REQUIREMENTS
Extract the complete listing and repeat it word for word.

▼▼▼

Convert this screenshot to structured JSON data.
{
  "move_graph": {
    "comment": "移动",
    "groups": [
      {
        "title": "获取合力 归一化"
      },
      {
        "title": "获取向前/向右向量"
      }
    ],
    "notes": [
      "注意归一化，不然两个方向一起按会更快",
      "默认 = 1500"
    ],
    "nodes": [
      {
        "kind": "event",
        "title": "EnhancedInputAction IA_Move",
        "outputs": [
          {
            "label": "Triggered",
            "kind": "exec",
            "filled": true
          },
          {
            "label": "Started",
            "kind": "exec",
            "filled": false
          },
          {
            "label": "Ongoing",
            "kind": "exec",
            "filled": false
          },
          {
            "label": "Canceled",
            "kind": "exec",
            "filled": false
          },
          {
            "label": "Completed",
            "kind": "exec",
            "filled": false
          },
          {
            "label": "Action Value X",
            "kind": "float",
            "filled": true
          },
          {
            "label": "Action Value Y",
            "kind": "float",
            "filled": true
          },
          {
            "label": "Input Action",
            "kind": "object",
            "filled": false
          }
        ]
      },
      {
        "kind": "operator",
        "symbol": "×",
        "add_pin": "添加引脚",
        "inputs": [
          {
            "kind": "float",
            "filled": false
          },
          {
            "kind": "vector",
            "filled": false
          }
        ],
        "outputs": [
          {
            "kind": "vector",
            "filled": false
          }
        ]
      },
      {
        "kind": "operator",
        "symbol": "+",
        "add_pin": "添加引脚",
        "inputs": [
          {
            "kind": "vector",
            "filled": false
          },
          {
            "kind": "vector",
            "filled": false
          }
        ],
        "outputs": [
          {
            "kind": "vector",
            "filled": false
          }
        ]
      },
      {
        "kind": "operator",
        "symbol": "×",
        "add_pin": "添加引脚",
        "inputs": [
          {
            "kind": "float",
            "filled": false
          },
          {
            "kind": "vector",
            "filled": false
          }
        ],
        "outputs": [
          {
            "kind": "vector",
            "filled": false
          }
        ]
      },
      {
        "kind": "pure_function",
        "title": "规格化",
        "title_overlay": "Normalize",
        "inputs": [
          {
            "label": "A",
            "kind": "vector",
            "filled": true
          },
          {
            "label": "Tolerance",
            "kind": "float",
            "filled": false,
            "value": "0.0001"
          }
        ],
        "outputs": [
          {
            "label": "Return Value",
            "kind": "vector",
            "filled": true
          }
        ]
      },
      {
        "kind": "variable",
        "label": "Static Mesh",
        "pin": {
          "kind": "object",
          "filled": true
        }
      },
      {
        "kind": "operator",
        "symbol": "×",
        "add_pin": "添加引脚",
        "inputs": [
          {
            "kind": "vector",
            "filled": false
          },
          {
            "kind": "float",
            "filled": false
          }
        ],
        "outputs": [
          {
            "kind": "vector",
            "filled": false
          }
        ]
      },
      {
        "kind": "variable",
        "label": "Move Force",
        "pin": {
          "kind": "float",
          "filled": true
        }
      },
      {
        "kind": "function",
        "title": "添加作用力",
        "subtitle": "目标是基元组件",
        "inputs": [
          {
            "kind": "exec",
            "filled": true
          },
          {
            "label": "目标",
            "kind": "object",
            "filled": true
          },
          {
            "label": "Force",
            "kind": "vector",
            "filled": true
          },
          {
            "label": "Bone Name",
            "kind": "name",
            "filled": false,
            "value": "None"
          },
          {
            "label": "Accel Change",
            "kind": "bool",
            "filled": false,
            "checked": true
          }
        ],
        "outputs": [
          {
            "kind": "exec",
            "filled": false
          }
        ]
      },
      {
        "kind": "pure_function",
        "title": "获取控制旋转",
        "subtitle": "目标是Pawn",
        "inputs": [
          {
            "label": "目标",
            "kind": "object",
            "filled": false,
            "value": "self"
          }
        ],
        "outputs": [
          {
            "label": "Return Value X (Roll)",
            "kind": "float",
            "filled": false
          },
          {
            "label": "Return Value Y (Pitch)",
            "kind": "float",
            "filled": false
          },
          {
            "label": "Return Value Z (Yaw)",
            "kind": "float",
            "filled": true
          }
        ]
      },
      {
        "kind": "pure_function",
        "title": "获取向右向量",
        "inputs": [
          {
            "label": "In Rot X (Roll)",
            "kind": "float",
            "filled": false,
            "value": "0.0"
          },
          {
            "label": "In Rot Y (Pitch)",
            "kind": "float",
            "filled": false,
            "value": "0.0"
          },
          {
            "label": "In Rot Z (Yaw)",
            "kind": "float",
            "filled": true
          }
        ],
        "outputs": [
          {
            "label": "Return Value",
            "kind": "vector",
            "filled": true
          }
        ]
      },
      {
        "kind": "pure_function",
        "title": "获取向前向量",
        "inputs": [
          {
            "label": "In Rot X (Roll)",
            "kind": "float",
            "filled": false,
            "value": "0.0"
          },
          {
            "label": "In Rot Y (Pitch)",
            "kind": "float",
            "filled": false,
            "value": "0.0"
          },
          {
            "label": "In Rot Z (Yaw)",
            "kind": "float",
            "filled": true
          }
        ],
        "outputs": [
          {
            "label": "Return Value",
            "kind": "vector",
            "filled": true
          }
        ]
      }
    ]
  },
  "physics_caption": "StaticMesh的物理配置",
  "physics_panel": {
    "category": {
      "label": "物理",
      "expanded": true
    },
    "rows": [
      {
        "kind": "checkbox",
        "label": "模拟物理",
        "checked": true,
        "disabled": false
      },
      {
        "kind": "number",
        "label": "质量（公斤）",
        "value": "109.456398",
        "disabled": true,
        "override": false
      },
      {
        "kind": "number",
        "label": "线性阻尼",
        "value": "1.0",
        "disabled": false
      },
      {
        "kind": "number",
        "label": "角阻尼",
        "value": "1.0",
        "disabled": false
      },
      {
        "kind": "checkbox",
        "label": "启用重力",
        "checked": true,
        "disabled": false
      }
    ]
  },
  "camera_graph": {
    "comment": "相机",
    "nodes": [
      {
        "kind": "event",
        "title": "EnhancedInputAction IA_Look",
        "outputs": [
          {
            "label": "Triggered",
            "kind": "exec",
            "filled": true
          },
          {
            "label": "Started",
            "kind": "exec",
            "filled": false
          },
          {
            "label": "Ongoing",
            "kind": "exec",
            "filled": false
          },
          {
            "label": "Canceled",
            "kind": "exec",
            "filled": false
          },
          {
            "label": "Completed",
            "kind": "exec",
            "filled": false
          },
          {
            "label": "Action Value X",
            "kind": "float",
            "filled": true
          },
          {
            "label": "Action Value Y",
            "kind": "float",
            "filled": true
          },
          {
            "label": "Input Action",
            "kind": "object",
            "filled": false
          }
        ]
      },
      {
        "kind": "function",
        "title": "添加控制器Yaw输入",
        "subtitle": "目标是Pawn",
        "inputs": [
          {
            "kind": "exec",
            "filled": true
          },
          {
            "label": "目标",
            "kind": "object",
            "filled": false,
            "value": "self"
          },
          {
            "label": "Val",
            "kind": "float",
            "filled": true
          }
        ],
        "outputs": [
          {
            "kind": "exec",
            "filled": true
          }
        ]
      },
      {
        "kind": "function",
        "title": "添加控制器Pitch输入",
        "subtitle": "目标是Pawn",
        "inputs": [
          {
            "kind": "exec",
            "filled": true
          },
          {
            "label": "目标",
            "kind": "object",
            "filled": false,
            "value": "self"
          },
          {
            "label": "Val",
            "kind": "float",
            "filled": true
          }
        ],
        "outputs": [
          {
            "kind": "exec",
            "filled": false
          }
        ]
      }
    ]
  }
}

▲▲▲

FINAL RESULT
Convert this screenshot to structured JSON data.
{
  "move_graph": {
    "comment": "移动",
    "groups": [
      {
        "title": "获取合力 归一化"
      },
      {
        "title": "获取向前/向右向量"
      }
    ],
    "notes": [
      "注意归一化，不然两个方向一起按会更快",
      "默认 = 1500"
    ],
    "nodes": [
      {
        "kind": "event",
        "title": "EnhancedInputAction IA_Move",
        "outputs": [
          {
            "label": "Triggered",
            "kind": "exec",
            "filled": true
          },
          {
            "label": "Started",
            "kind": "exec",
            "filled": false
          },
          {
            "label": "Ongoing",
            "kind": "exec",
            "filled": false
          },
          {
            "label": "Canceled",
            "kind": "exec",
            "filled": false
          },
          {
            "label": "Completed",
            "kind": "exec",
            "filled": false
          },
          {
            "label": "Action Value X",
            "kind": "float",
            "filled": true
          },
          {
            "label": "Action Value Y",
            "kind": "float",
            "filled": true
          },
          {
            "label": "Input Action",
            "kind": "object",
            "filled": false
          }
        ]
      },
      {
        "kind": "operator",
        "symbol": "×",
        "add_pin": "添加引脚",
        "inputs": [
          {
            "kind": "float",
            "filled": false
          },
          {
            "kind": "vector",
            "filled": false
          }
        ],
        "outputs": [
          {
            "kind": "vector",
            "filled": false
          }
        ]
      },
      {
        "kind": "operator",
        "symbol": "+",
        "add_pin": "添加引脚",
        "inputs": [
          {
            "kind": "vector",
            "filled": false
          },
          {
            "kind": "vector",
            "filled": false
          }
        ],
        "outputs": [
          {
            "kind": "vector",
            "filled": false
          }
        ]
      },
      {
        "kind": "operator",
        "symbol": "×",
        "add_pin": "添加引脚",
        "inputs": [
          {
            "kind": "float",
            "filled": false
          },
          {
            "kind": "vector",
            "filled": false
          }
        ],
        "outputs": [
          {
            "kind": "vector",
            "filled": false
          }
        ]
      },
      {
        "kind": "pure_function",
        "title": "规格化",
        "title_overlay": "Normalize",
        "inputs": [
          {
            "label": "A",
            "kind": "vector",
            "filled": true
          },
          {
            "label": "Tolerance",
            "kind": "float",
            "filled": false,
            "value": "0.0001"
          }
        ],
        "outputs": [
          {
            "label": "Return Value",
            "kind": "vector",
            "filled": true
          }
        ]
      },
      {
        "kind": "variable",
        "label": "Static Mesh",
        "pin": {
          "kind": "object",
          "filled": true
        }
      },
      {
        "kind": "operator",
        "symbol": "×",
        "add_pin": "添加引脚",
        "inputs": [
          {
            "kind": "vector",
            "filled": false
          },
          {
            "kind": "float",
            "filled": false
          }
        ],
        "outputs": [
          {
            "kind": "vector",
            "filled": false
          }
        ]
      },
      {
        "kind": "variable",
        "label": "Move Force",
        "pin": {
          "kind": "float",
          "filled": true
        }
      },
      {
        "kind": "function",
        "title": "添加作用力",
        "subtitle": "目标是基元组件",
        "inputs": [
          {
            "kind": "exec",
            "filled": true
          },
          {
            "label": "目标",
            "kind": "object",
            "filled": true
          },
          {
            "label": "Force",
            "kind": "vector",
            "filled": true
          },
          {
            "label": "Bone Name",
            "kind": "name",
            "filled": false,
            "value": "None"
          },
          {
            "label": "Accel Change",
            "kind": "bool",
            "filled": false,
            "checked": true
          }
        ],
        "outputs": [
          {
            "kind": "exec",
            "filled": false
          }
        ]
      },
      {
        "kind": "pure_function",
        "title": "获取控制旋转",
        "subtitle": "目标是Pawn",
        "inputs": [
          {
            "label": "目标",
            "kind": "object",
            "filled": false,
            "value": "self"
          }
        ],
        "outputs": [
          {
            "label": "Return Value X (Roll)",
            "kind": "float",
            "filled": false
          },
          {
            "label": "Return Value Y (Pitch)",
            "kind": "float",
            "filled": false
          },
          {
            "label": "Return Value Z (Yaw)",
            "kind": "float",
            "filled": true
          }
        ]
      },
      {
        "kind": "pure_function",
        "title": "获取向右向量",
        "inputs": [
          {
            "label": "In Rot X (Roll)",
            "kind": "float",
            "filled": false,
            "value": "0.0"
          },
          {
            "label": "In Rot Y (Pitch)",
            "kind": "float",
            "filled": false,
            "value": "0.0"
          },
          {
            "label": "In Rot Z (Yaw)",
            "kind": "float",
            "filled": true
          }
        ],
        "outputs": [
          {
            "label": "Return Value",
            "kind": "vector",
            "filled": true
          }
        ]
      },
      {
        "kind": "pure_function",
        "title": "获取向前向量",
        "inputs": [
          {
            "label": "In Rot X (Roll)",
            "kind": "float",
            "filled": false,
            "value": "0.0"
          },
          {
            "label": "In Rot Y (Pitch)",
            "kind": "float",
            "filled": false,
            "value": "0.0"
          },
          {
            "label": "In Rot Z (Yaw)",
            "kind": "float",
            "filled": true
          }
        ],
        "outputs": [
          {
            "label": "Return Value",
            "kind": "vector",
            "filled": true
          }
        ]
      }
    ]
  },
  "physics_caption": "StaticMesh的物理配置",
  "physics_panel": {
    "category": {
      "label": "物理",
      "expanded": true
    },
    "rows": [
      {
        "kind": "checkbox",
        "label": "模拟物理",
        "checked": true,
        "disabled": false
      },
      {
        "kind": "number",
        "label": "质量（公斤）",
        "value": "109.456398",
        "disabled": true,
        "override": false
      },
      {
        "kind": "number",
        "label": "线性阻尼",
        "value": "1.0",
        "disabled": false
      },
      {
        "kind": "number",
        "label": "角阻尼",
        "value": "1.0",
        "disabled": false
      },
      {
        "kind": "checkbox",
        "label": "启用重力",
        "checked": true,
        "disabled": false
      }
    ]
  },
  "camera_graph": {
    "comment": "相机",
    "nodes": [
      {
        "kind": "event",
        "title": "EnhancedInputAction IA_Look",
        "outputs": [
          {
            "label": "Triggered",
            "kind": "exec",
            "filled": true
          },
          {
            "label": "Started",
            "kind": "exec",
            "filled": false
          },
          {
            "label": "Ongoing",
            "kind": "exec",
            "filled": false
          },
          {
            "label": "Canceled",
            "kind": "exec",
            "filled": false
          },
          {
            "label": "Completed",
            "kind": "exec",
            "filled": false
          },
          {
            "label": "Action Value X",
            "kind": "float",
            "filled": true
          },
          {
            "label": "Action Value Y",
            "kind": "float",
            "filled": true
          },
          {
            "label": "Input Action",
            "kind": "object",
            "filled": false
          }
        ]
      },
      {
        "kind": "function",
        "title": "添加控制器Yaw输入",
        "subtitle": "目标是Pawn",
        "inputs": [
          {
            "kind": "exec",
            "filled": true
          },
          {
            "label": "目标",
            "kind": "object",
            "filled": false,
            "value": "self"
          },
          {
            "label": "Val",
            "kind": "float",
            "filled": true
          }
        ],
        "outputs": [
          {
            "kind": "exec",
            "filled": true
          }
        ]
      },
      {
        "kind": "function",
        "title": "添加控制器Pitch输入",
        "subtitle": "目标是Pawn",
        "inputs": [
          {
            "kind": "exec",
            "filled": true
          },
          {
            "label": "目标",
            "kind": "object",
            "filled": false,
            "value": "self"
          },
          {
            "label": "Val",
            "kind": "float",
            "filled": true
          }
        ],
        "outputs": [
          {
            "kind": "exec",
            "filled": false
          }
        ]
      }
    ]
  }
}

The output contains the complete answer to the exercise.